**DATA EXCERPTS:**

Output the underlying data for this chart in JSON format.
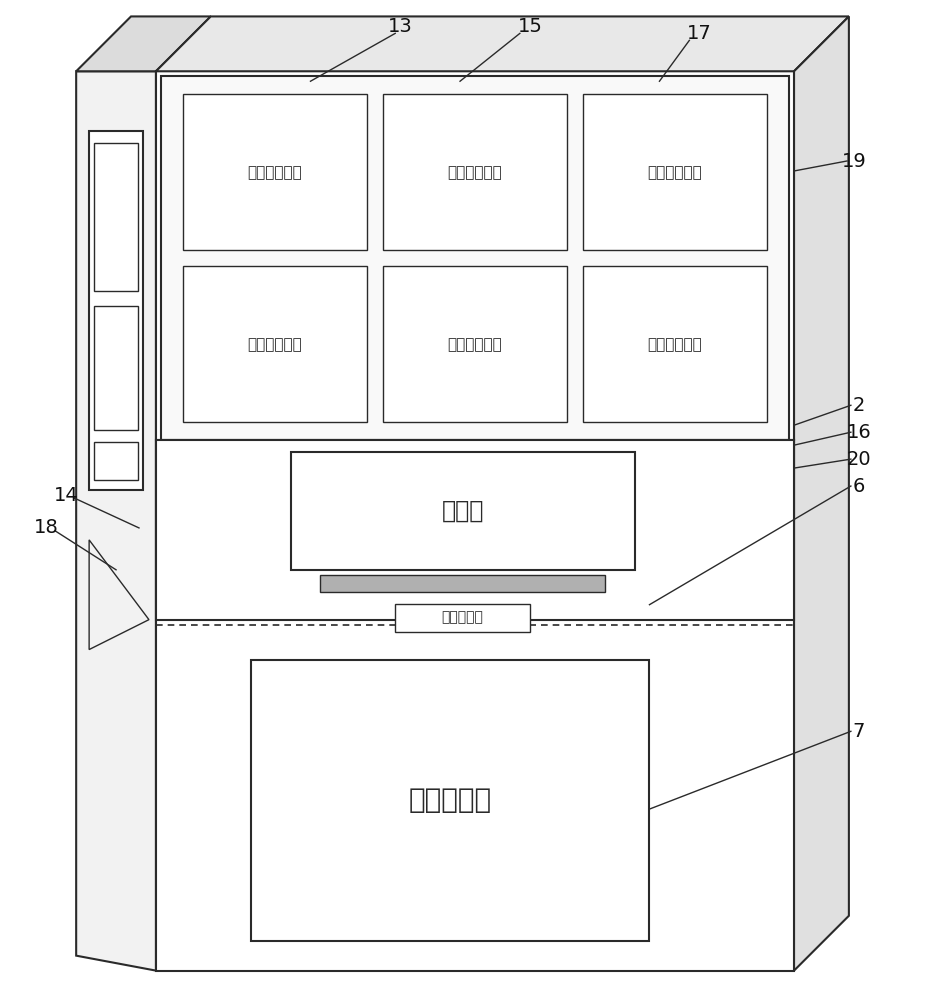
{
  "bg_color": "#ffffff",
  "line_color": "#2a2a2a",
  "modules": [
    {
      "label": "显示系统模块",
      "col": 0,
      "row": 0
    },
    {
      "label": "扫描系统模块",
      "col": 1,
      "row": 0
    },
    {
      "label": "电机驱动模块",
      "col": 2,
      "row": 0
    },
    {
      "label": "打印系统模块",
      "col": 0,
      "row": 1
    },
    {
      "label": "收现找零模块",
      "col": 1,
      "row": 1
    },
    {
      "label": "网络交互模块",
      "col": 2,
      "row": 1
    }
  ],
  "module_font_size": 11,
  "label_font_size": 14,
  "weigh_box_label": "称重箱",
  "storage_box_label": "快递存储箱",
  "pressure_label": "压力传感器",
  "weigh_font_size": 17,
  "storage_font_size": 20,
  "pressure_font_size": 10
}
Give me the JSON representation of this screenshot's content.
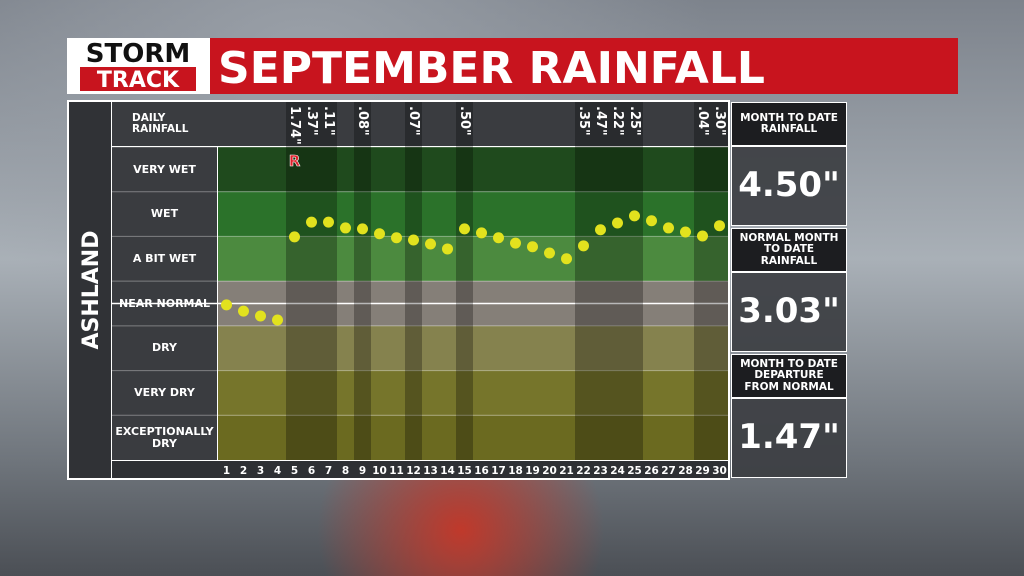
{
  "logo": {
    "line1": "STORM",
    "line2": "TRACK"
  },
  "chart_data": {
    "type": "dot",
    "title": "SEPTEMBER RAINFALL",
    "location": "ASHLAND",
    "rainfall_label": "DAILY RAINFALL",
    "bands": [
      "VERY WET",
      "WET",
      "A BIT WET",
      "NEAR NORMAL",
      "DRY",
      "VERY DRY",
      "EXCEPTIONALLY DRY"
    ],
    "band_colors": [
      "#1f4a1d",
      "#2b722a",
      "#4c8a3f",
      "#857f78",
      "#85824e",
      "#76752b",
      "#6b6a20"
    ],
    "categories": [
      "1",
      "2",
      "3",
      "4",
      "5",
      "6",
      "7",
      "8",
      "9",
      "10",
      "11",
      "12",
      "13",
      "14",
      "15",
      "16",
      "17",
      "18",
      "19",
      "20",
      "21",
      "22",
      "23",
      "24",
      "25",
      "26",
      "27",
      "28",
      "29",
      "30"
    ],
    "values": [
      3.47,
      3.33,
      3.22,
      3.13,
      4.99,
      5.32,
      5.32,
      5.19,
      5.17,
      5.06,
      4.97,
      4.92,
      4.83,
      4.72,
      5.17,
      5.08,
      4.97,
      4.85,
      4.77,
      4.63,
      4.5,
      4.79,
      5.15,
      5.3,
      5.46,
      5.35,
      5.19,
      5.1,
      5.01,
      5.24
    ],
    "color": "#e2e21e",
    "ylim": [
      0,
      7
    ],
    "rainfall": {
      "values": [
        null,
        null,
        null,
        null,
        1.74,
        0.37,
        0.11,
        null,
        0.08,
        null,
        null,
        0.07,
        null,
        null,
        0.5,
        null,
        null,
        null,
        null,
        null,
        null,
        0.35,
        0.47,
        0.22,
        0.25,
        null,
        null,
        null,
        0.04,
        0.3
      ],
      "value_labels": [
        null,
        null,
        null,
        null,
        "1.74\"",
        ".37\"",
        ".11\"",
        null,
        ".08\"",
        null,
        null,
        ".07\"",
        null,
        null,
        ".50\"",
        null,
        null,
        null,
        null,
        null,
        null,
        ".35\"",
        ".47\"",
        ".22\"",
        ".25\"",
        null,
        null,
        null,
        ".04\"",
        ".30\""
      ]
    },
    "annotation": {
      "text": "R",
      "category": "5"
    }
  },
  "stats": [
    {
      "label": "MONTH TO DATE RAINFALL",
      "value": "4.50\""
    },
    {
      "label": "NORMAL MONTH TO DATE RAINFALL",
      "value": "3.03\""
    },
    {
      "label": "MONTH TO DATE DEPARTURE FROM NORMAL",
      "value": "1.47\""
    }
  ]
}
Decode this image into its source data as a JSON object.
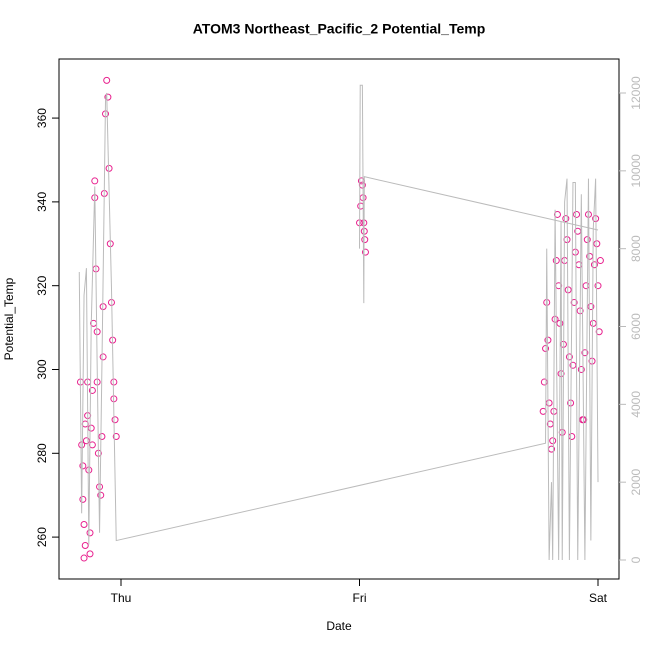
{
  "chart_data": {
    "type": "scatter",
    "title": "ATOM3 Northeast_Pacific_2 Potential_Temp",
    "x_label": "Date",
    "y_label": "Potential_Temp",
    "xlim": [
      -0.26,
      2.088
    ],
    "xticks": [
      {
        "value": 0,
        "label": "Thu"
      },
      {
        "value": 1,
        "label": "Fri"
      },
      {
        "value": 2,
        "label": "Sat"
      }
    ],
    "ylim": [
      250,
      374.1
    ],
    "yticks": [
      260,
      280,
      300,
      320,
      340,
      360
    ],
    "y2lim": [
      -488,
      12874
    ],
    "y2ticks": [
      0,
      2000,
      4000,
      6000,
      8000,
      10000,
      12000
    ],
    "series": [
      {
        "color": "#e8208e",
        "x": [
          -0.17,
          -0.165,
          -0.16,
          -0.16,
          -0.155,
          -0.155,
          -0.15,
          -0.15,
          -0.145,
          -0.14,
          -0.14,
          -0.135,
          -0.13,
          -0.13,
          -0.125,
          -0.12,
          -0.12,
          -0.115,
          -0.11,
          -0.11,
          -0.105,
          -0.1,
          -0.1,
          -0.095,
          -0.09,
          -0.085,
          -0.08,
          -0.075,
          -0.075,
          -0.07,
          -0.065,
          -0.06,
          -0.055,
          -0.05,
          -0.045,
          -0.04,
          -0.035,
          -0.03,
          -0.03,
          -0.025,
          -0.02,
          1.0,
          1.005,
          1.008,
          1.012,
          1.015,
          1.018,
          1.02,
          1.022,
          1.025,
          1.77,
          1.775,
          1.78,
          1.785,
          1.79,
          1.795,
          1.8,
          1.805,
          1.81,
          1.815,
          1.82,
          1.825,
          1.83,
          1.835,
          1.84,
          1.845,
          1.85,
          1.855,
          1.86,
          1.865,
          1.87,
          1.875,
          1.88,
          1.885,
          1.89,
          1.895,
          1.9,
          1.905,
          1.91,
          1.915,
          1.92,
          1.925,
          1.93,
          1.935,
          1.94,
          1.945,
          1.95,
          1.955,
          1.96,
          1.965,
          1.97,
          1.975,
          1.98,
          1.985,
          1.99,
          1.995,
          2.0,
          2.005,
          2.01
        ],
        "values": [
          297,
          282,
          277,
          269,
          263,
          255,
          258,
          287,
          283,
          297,
          289,
          276,
          256,
          261,
          286,
          295,
          282,
          311,
          345,
          341,
          324,
          309,
          297,
          280,
          272,
          270,
          284,
          303,
          315,
          342,
          361,
          369,
          365,
          348,
          330,
          316,
          307,
          297,
          293,
          288,
          284,
          335,
          339,
          345,
          344,
          341,
          335,
          333,
          331,
          328,
          290,
          297,
          305,
          316,
          307,
          292,
          287,
          281,
          283,
          290,
          312,
          326,
          337,
          320,
          311,
          299,
          285,
          306,
          326,
          336,
          331,
          319,
          303,
          292,
          284,
          301,
          316,
          328,
          337,
          333,
          325,
          314,
          300,
          288,
          288,
          304,
          320,
          331,
          337,
          327,
          315,
          302,
          311,
          325,
          336,
          330,
          320,
          309,
          326
        ]
      },
      {
        "color": "#bbbbbb",
        "axis": "y2",
        "x": [
          -0.175,
          -0.165,
          -0.155,
          -0.145,
          -0.135,
          -0.125,
          -0.11,
          -0.1,
          -0.09,
          -0.08,
          -0.065,
          -0.06,
          -0.05,
          -0.04,
          -0.02,
          1.78,
          1.785,
          1.795,
          1.805,
          1.81,
          1.82,
          1.835,
          1.845,
          1.85,
          1.86,
          1.87,
          1.88,
          1.895,
          1.905,
          1.915,
          1.93,
          1.945,
          1.96,
          1.97,
          1.98,
          1.99,
          2.0,
          null,
          1.0,
          1.003,
          1.012,
          1.018,
          1.02,
          2.0
        ],
        "values": [
          7400,
          1200,
          6800,
          7500,
          400,
          6000,
          9600,
          5000,
          700,
          5000,
          11800,
          12000,
          9500,
          7000,
          500,
          3000,
          8000,
          0,
          2000,
          0,
          9000,
          0,
          8700,
          0,
          9200,
          9800,
          0,
          9700,
          9700,
          0,
          9400,
          0,
          9800,
          500,
          8500,
          9800,
          2000,
          null,
          8000,
          12200,
          12200,
          6600,
          9850,
          8480
        ]
      }
    ]
  }
}
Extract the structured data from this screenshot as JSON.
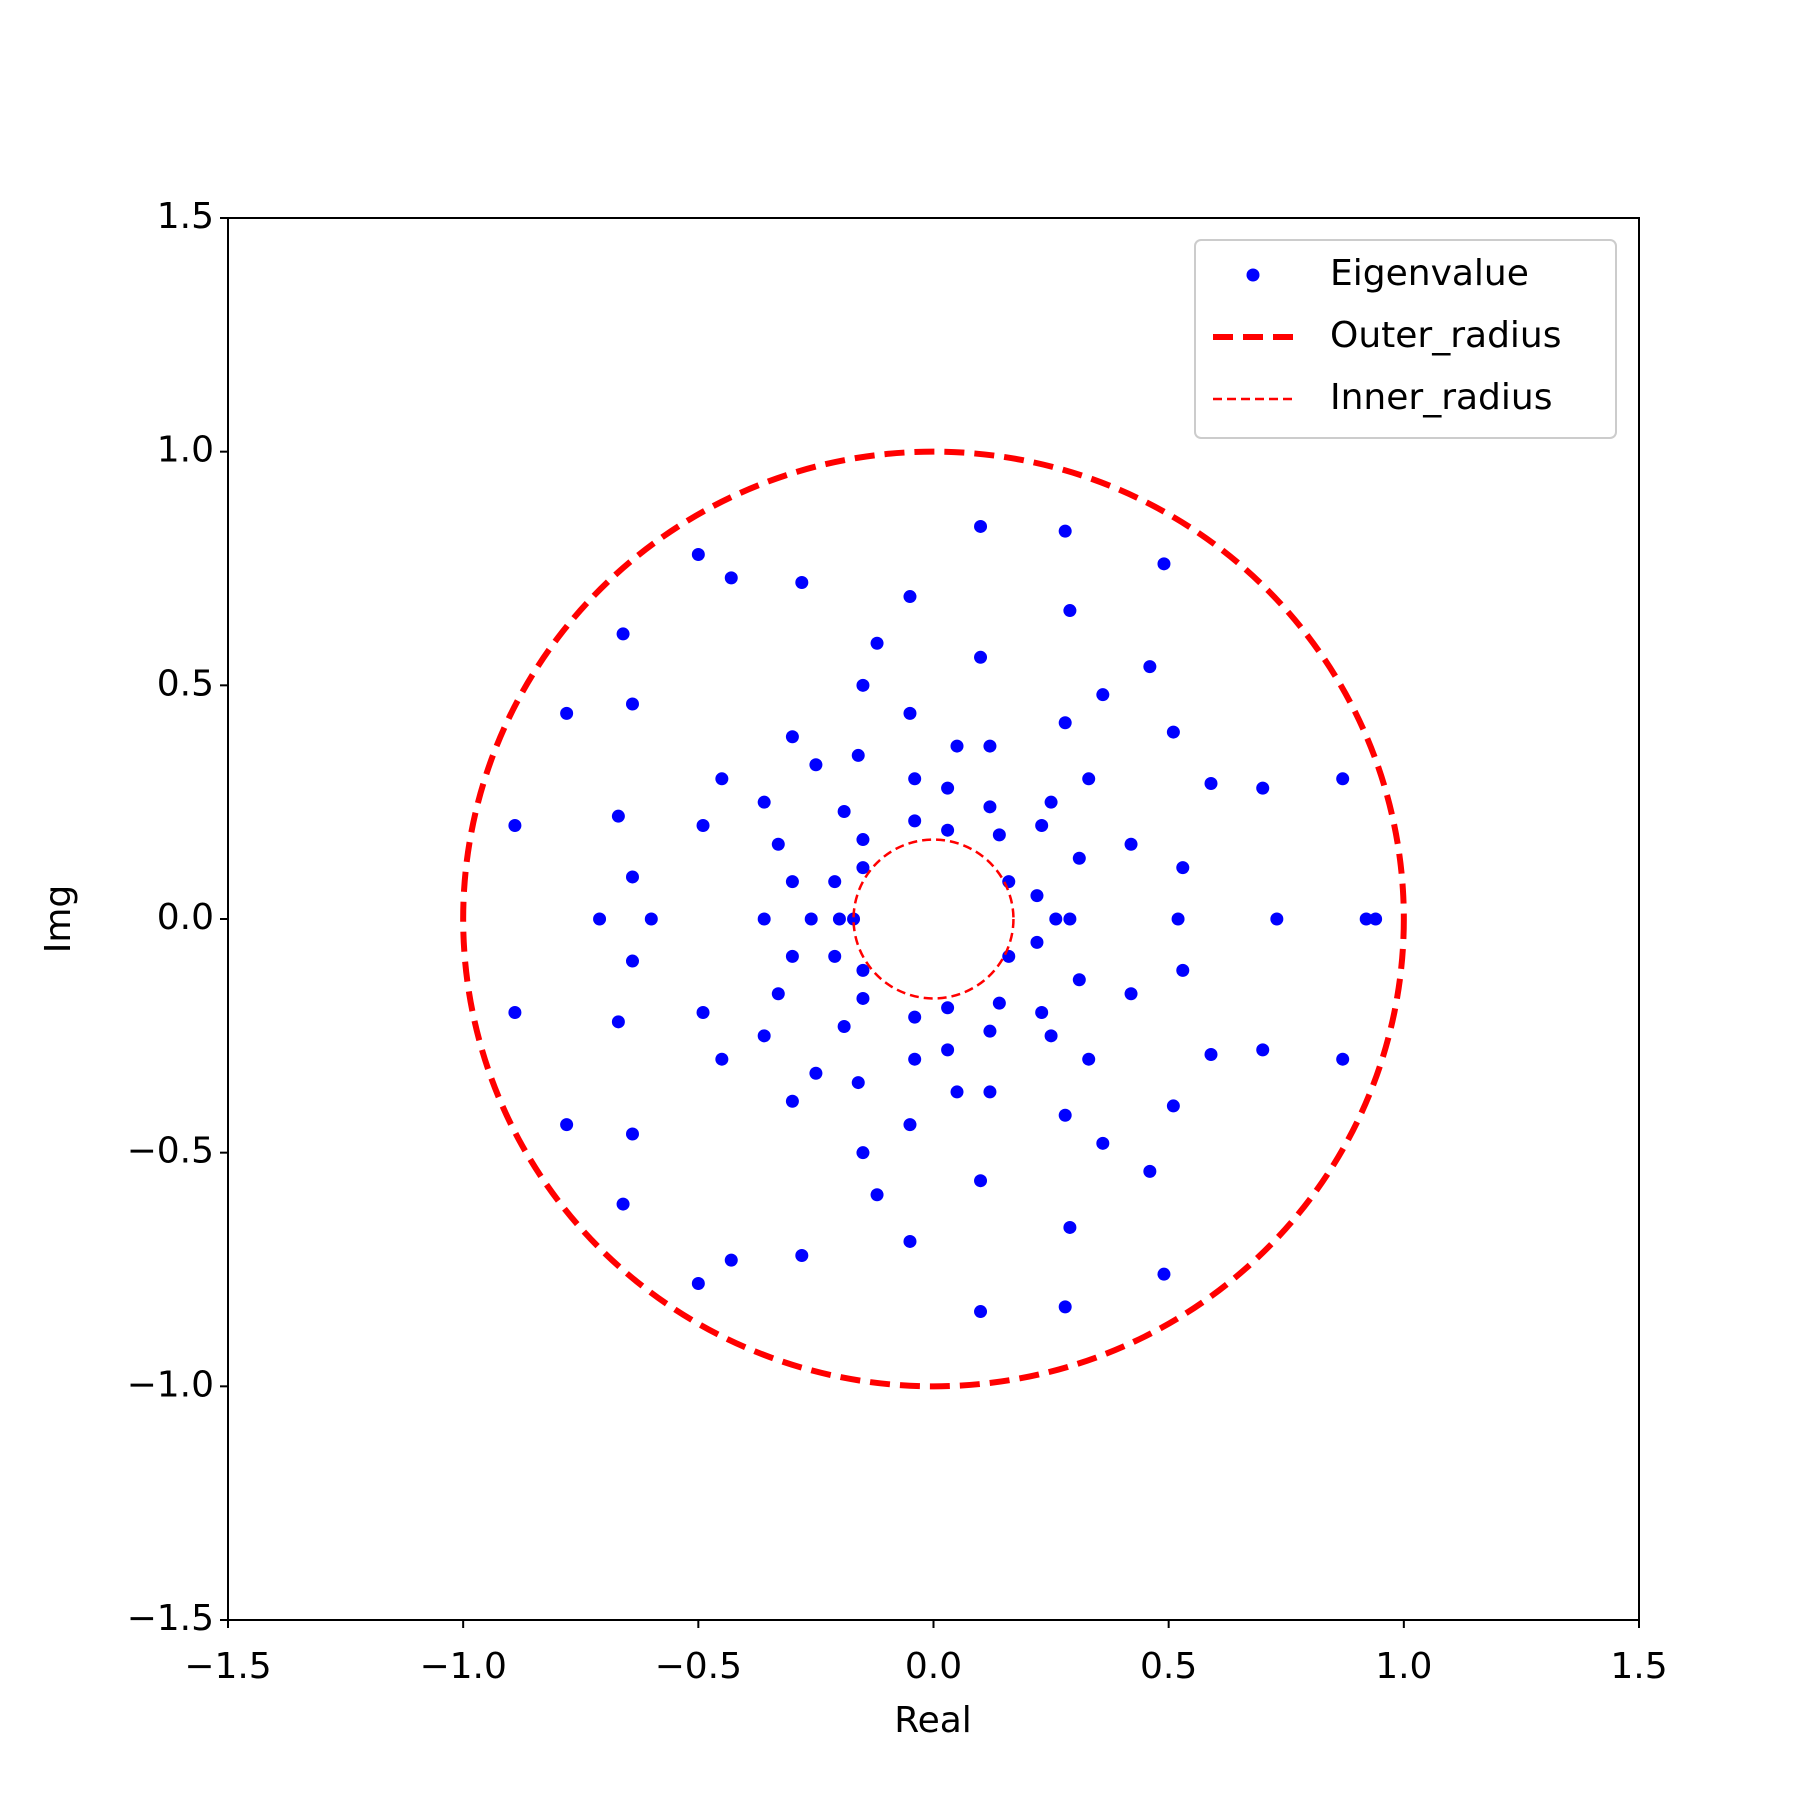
{
  "chart_data": {
    "type": "scatter",
    "x_label": "Real",
    "y_label": "Img",
    "xlim": [
      -1.5,
      1.5
    ],
    "ylim": [
      -1.5,
      1.5
    ],
    "xticks": [
      {
        "value": -1.5,
        "label": "−1.5"
      },
      {
        "value": -1.0,
        "label": "−1.0"
      },
      {
        "value": -0.5,
        "label": "−0.5"
      },
      {
        "value": 0,
        "label": "0.0"
      },
      0.5,
      {
        "value": 1.0,
        "label": "1.0"
      },
      1.5
    ],
    "yticks": [
      {
        "value": -1.5,
        "label": "−1.5"
      },
      {
        "value": -1.0,
        "label": "−1.0"
      },
      {
        "value": -0.5,
        "label": "−0.5"
      },
      {
        "value": 0,
        "label": "0.0"
      },
      0.5,
      {
        "value": 1.0,
        "label": "1.0"
      },
      1.5
    ],
    "legend": "upper right",
    "series": [
      {
        "name": "Eigenvalue",
        "color": "#0000ff",
        "kind": "points",
        "x": [
          0.1,
          0.28,
          -0.5,
          -0.43,
          -0.28,
          0.49,
          -0.05,
          0.29,
          -0.66,
          -0.12,
          0.1,
          0.46,
          -0.78,
          -0.64,
          -0.15,
          0.36,
          -0.05,
          0.28,
          0.51,
          -0.3,
          0.05,
          0.12,
          -0.25,
          -0.16,
          -0.45,
          -0.04,
          0.33,
          0.87,
          0.59,
          0.7,
          0.03,
          -0.36,
          0.25,
          0.12,
          -0.19,
          -0.67,
          -0.04,
          0.23,
          -0.89,
          -0.49,
          0.03,
          0.14,
          -0.15,
          -0.33,
          0.42,
          0.31,
          0.53,
          -0.15,
          -0.64,
          -0.21,
          -0.3,
          0.16,
          0.22,
          0.1,
          0.28,
          -0.5,
          -0.43,
          -0.28,
          0.49,
          -0.05,
          0.29,
          -0.66,
          -0.12,
          0.1,
          0.46,
          -0.78,
          -0.64,
          -0.15,
          0.36,
          -0.05,
          0.28,
          0.51,
          -0.3,
          0.05,
          0.12,
          -0.25,
          -0.16,
          -0.45,
          -0.04,
          0.33,
          0.87,
          0.59,
          0.7,
          0.03,
          -0.36,
          0.25,
          0.12,
          -0.19,
          -0.67,
          -0.04,
          0.23,
          -0.89,
          -0.49,
          0.03,
          0.14,
          -0.15,
          -0.33,
          0.42,
          0.31,
          0.53,
          -0.15,
          -0.64,
          -0.21,
          -0.3,
          0.16,
          0.22,
          -0.71,
          -0.6,
          -0.36,
          -0.26,
          -0.2,
          -0.17,
          0.26,
          0.29,
          0.52,
          0.73,
          0.92,
          0.94
        ],
        "values": [
          0.84,
          0.83,
          0.78,
          0.73,
          0.72,
          0.76,
          0.69,
          0.66,
          0.61,
          0.59,
          0.56,
          0.54,
          0.44,
          0.46,
          0.5,
          0.48,
          0.44,
          0.42,
          0.4,
          0.39,
          0.37,
          0.37,
          0.33,
          0.35,
          0.3,
          0.3,
          0.3,
          0.3,
          0.29,
          0.28,
          0.28,
          0.25,
          0.25,
          0.24,
          0.23,
          0.22,
          0.21,
          0.2,
          0.2,
          0.2,
          0.19,
          0.18,
          0.17,
          0.16,
          0.16,
          0.13,
          0.11,
          0.11,
          0.09,
          0.08,
          0.08,
          0.08,
          0.05,
          -0.84,
          -0.83,
          -0.78,
          -0.73,
          -0.72,
          -0.76,
          -0.69,
          -0.66,
          -0.61,
          -0.59,
          -0.56,
          -0.54,
          -0.44,
          -0.46,
          -0.5,
          -0.48,
          -0.44,
          -0.42,
          -0.4,
          -0.39,
          -0.37,
          -0.37,
          -0.33,
          -0.35,
          -0.3,
          -0.3,
          -0.3,
          -0.3,
          -0.29,
          -0.28,
          -0.28,
          -0.25,
          -0.25,
          -0.24,
          -0.23,
          -0.22,
          -0.21,
          -0.2,
          -0.2,
          -0.2,
          -0.19,
          -0.18,
          -0.17,
          -0.16,
          -0.16,
          -0.13,
          -0.11,
          -0.11,
          -0.09,
          -0.08,
          -0.08,
          -0.08,
          -0.05,
          0,
          0,
          0,
          0,
          0,
          0,
          0,
          0,
          0,
          0,
          0,
          0
        ]
      },
      {
        "name": "Outer_radius",
        "color": "#ff0000",
        "kind": "circle",
        "radius": 1.0,
        "width": 6,
        "dash": "20 10"
      },
      {
        "name": "Inner_radius",
        "color": "#ff0000",
        "kind": "circle",
        "radius": 0.17,
        "width": 2.5,
        "dash": "9 5"
      }
    ]
  }
}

**SET EXERCISE:** From the data above, copy each line that has the string "JSON".

**SOLUTION TO THE EXERCISE:**
Output the underlying data for this chart in JSON format.
Give me the JSON representation of this screenshot's content.
Decode this image into its source data as a JSON object.
Extract the structured data from this screenshot as JSON.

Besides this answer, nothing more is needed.